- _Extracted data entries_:
--

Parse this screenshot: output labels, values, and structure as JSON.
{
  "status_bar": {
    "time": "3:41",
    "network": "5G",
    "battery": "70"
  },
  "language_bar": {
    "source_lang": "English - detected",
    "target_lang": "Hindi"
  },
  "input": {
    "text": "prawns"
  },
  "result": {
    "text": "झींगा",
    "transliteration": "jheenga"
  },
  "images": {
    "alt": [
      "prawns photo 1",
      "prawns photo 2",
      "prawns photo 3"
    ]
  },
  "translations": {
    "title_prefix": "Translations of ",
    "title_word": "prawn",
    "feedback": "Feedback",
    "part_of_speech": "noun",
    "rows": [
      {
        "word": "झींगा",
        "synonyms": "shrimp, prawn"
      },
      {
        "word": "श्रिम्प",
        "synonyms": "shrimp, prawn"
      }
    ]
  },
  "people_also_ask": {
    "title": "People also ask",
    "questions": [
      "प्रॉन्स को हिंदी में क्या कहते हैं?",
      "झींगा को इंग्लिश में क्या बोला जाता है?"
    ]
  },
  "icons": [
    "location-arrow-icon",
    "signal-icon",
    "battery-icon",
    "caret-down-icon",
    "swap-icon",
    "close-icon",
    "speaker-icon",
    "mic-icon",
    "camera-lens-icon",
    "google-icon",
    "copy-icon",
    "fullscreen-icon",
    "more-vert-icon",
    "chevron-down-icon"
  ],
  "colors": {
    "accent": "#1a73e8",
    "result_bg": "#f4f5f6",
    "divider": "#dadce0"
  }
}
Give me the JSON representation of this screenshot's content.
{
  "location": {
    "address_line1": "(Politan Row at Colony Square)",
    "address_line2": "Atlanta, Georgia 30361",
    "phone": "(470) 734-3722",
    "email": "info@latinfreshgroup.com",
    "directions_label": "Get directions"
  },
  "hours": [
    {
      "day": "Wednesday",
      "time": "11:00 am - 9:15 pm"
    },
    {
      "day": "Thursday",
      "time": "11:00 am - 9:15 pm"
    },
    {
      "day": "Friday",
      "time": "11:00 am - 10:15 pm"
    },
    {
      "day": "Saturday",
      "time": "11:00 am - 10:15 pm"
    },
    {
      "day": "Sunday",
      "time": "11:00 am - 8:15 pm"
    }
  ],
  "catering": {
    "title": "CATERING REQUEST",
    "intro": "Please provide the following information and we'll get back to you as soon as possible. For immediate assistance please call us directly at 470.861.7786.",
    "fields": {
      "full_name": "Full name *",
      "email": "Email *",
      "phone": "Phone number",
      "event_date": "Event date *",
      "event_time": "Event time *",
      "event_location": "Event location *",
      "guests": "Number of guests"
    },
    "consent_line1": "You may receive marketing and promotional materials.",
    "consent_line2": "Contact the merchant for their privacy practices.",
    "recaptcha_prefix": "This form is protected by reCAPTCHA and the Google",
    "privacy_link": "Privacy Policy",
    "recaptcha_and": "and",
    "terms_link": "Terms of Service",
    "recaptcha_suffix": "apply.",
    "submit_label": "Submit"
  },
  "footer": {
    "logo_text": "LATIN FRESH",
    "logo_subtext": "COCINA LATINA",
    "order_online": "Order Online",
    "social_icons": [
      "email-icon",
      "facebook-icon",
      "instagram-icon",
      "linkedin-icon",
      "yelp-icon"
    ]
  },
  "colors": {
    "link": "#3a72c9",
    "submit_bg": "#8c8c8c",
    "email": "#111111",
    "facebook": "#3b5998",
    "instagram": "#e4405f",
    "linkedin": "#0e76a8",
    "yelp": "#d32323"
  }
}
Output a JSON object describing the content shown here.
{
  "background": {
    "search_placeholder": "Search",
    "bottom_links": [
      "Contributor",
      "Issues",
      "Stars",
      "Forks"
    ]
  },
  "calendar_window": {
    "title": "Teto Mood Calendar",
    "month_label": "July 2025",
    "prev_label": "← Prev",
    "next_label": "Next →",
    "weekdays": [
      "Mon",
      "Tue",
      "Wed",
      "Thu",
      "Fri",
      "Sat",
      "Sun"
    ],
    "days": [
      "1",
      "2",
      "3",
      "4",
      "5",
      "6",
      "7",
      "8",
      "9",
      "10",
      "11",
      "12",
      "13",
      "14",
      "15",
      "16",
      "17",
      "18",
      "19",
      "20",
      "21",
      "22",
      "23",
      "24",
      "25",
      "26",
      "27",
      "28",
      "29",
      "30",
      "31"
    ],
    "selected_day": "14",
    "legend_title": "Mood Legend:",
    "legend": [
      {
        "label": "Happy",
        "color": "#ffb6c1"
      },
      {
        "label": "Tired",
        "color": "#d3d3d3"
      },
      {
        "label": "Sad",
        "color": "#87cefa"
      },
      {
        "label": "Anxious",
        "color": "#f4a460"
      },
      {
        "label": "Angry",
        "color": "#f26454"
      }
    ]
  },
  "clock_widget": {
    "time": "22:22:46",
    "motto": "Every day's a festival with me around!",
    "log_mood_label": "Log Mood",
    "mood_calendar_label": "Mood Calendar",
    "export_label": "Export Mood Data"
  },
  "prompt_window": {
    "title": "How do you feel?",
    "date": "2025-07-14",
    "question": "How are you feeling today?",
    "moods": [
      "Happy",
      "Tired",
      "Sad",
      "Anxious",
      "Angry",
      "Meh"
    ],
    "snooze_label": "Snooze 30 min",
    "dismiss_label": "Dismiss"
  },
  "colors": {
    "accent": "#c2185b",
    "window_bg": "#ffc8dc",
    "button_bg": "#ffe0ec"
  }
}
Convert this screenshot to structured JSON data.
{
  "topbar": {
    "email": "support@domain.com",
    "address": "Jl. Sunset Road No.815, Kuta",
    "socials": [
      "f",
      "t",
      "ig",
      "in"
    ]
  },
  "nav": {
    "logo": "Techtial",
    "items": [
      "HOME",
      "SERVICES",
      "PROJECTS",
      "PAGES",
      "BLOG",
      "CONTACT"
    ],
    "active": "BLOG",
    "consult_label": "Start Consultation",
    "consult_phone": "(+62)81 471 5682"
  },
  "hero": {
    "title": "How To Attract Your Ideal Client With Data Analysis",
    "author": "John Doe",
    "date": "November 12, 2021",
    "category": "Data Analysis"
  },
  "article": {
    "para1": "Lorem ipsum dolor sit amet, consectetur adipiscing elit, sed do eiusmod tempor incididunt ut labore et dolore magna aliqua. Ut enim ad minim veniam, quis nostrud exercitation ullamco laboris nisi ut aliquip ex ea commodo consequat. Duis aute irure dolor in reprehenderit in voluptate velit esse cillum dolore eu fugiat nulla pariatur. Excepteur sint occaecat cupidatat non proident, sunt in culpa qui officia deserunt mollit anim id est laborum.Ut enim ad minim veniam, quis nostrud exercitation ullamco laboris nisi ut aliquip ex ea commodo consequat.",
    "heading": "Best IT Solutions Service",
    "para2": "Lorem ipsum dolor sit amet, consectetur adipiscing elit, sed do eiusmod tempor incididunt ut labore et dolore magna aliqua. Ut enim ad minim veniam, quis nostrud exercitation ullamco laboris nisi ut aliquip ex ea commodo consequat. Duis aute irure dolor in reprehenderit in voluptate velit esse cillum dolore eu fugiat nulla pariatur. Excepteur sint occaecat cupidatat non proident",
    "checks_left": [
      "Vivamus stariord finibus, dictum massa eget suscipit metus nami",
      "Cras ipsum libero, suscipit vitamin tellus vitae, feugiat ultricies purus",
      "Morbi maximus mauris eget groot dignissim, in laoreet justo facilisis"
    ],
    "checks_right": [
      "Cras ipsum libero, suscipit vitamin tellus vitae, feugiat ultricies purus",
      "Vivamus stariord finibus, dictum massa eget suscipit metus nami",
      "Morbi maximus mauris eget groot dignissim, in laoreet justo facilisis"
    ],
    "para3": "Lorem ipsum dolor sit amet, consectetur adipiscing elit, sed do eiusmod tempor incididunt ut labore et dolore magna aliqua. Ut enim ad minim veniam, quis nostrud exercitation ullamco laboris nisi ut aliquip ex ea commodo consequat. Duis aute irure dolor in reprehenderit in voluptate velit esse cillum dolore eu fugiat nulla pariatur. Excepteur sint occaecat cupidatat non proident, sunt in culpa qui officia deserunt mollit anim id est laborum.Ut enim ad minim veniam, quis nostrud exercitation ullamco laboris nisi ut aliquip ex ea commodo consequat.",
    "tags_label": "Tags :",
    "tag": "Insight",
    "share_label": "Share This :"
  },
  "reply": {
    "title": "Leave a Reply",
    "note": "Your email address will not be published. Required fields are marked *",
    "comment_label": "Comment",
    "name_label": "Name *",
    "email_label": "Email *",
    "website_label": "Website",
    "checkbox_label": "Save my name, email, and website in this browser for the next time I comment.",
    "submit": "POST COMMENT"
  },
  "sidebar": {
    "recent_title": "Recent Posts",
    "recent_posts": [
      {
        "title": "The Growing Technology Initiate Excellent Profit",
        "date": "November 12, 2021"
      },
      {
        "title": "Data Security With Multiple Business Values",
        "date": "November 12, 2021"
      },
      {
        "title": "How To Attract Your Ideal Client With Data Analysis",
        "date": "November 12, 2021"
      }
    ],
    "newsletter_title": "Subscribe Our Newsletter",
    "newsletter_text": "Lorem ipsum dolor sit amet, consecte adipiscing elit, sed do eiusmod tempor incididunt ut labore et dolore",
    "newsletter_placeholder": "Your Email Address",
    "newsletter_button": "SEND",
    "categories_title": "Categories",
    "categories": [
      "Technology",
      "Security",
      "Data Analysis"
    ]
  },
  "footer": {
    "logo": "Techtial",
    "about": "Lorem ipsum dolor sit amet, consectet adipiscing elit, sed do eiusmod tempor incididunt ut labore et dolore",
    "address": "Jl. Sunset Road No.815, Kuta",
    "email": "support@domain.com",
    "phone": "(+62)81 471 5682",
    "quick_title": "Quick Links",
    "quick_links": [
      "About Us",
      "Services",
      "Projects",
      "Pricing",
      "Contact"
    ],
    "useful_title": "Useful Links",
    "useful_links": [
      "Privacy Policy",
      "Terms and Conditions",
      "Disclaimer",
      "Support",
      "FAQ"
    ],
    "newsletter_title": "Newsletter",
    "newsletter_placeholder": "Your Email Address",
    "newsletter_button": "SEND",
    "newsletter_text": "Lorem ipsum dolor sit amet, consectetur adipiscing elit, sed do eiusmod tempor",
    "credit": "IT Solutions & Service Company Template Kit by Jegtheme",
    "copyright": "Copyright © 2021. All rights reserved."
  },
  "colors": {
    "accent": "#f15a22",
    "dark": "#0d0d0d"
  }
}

--

- _What the exercise asks_: Gather each line of the listing that holds the string "nulla".

- _Completed exercise_:
    "para1": "Lorem ipsum dolor sit amet, consectetur adipiscing elit, sed do eiusmod tempor incididunt ut labore et dolore magna aliqua. Ut enim ad minim veniam, quis nostrud exercitation ullamco laboris nisi ut aliquip ex ea commodo consequat. Duis aute irure dolor in reprehenderit in voluptate velit esse cillum dolore eu fugiat nulla pariatur. Excepteur sint occaecat cupidatat non proident, sunt in culpa qui officia deserunt mollit anim id est laborum.Ut enim ad minim veniam, quis nostrud exercitation ullamco laboris nisi ut aliquip ex ea commodo consequat.",
    "para2": "Lorem ipsum dolor sit amet, consectetur adipiscing elit, sed do eiusmod tempor incididunt ut labore et dolore magna aliqua. Ut enim ad minim veniam, quis nostrud exercitation ullamco laboris nisi ut aliquip ex ea commodo consequat. Duis aute irure dolor in reprehenderit in voluptate velit esse cillum dolore eu fugiat nulla pariatur. Excepteur sint occaecat cupidatat non proident",
    "para3": "Lorem ipsum dolor sit amet, consectetur adipiscing elit, sed do eiusmod tempor incididunt ut labore et dolore magna aliqua. Ut enim ad minim veniam, quis nostrud exercitation ullamco laboris nisi ut aliquip ex ea commodo consequat. Duis aute irure dolor in reprehenderit in voluptate velit esse cillum dolore eu fugiat nulla pariatur. Excepteur sint occaecat cupidatat non proident, sunt in culpa qui officia deserunt mollit anim id est laborum.Ut enim ad minim veniam, quis nostrud exercitation ullamco laboris nisi ut aliquip ex ea commodo consequat.",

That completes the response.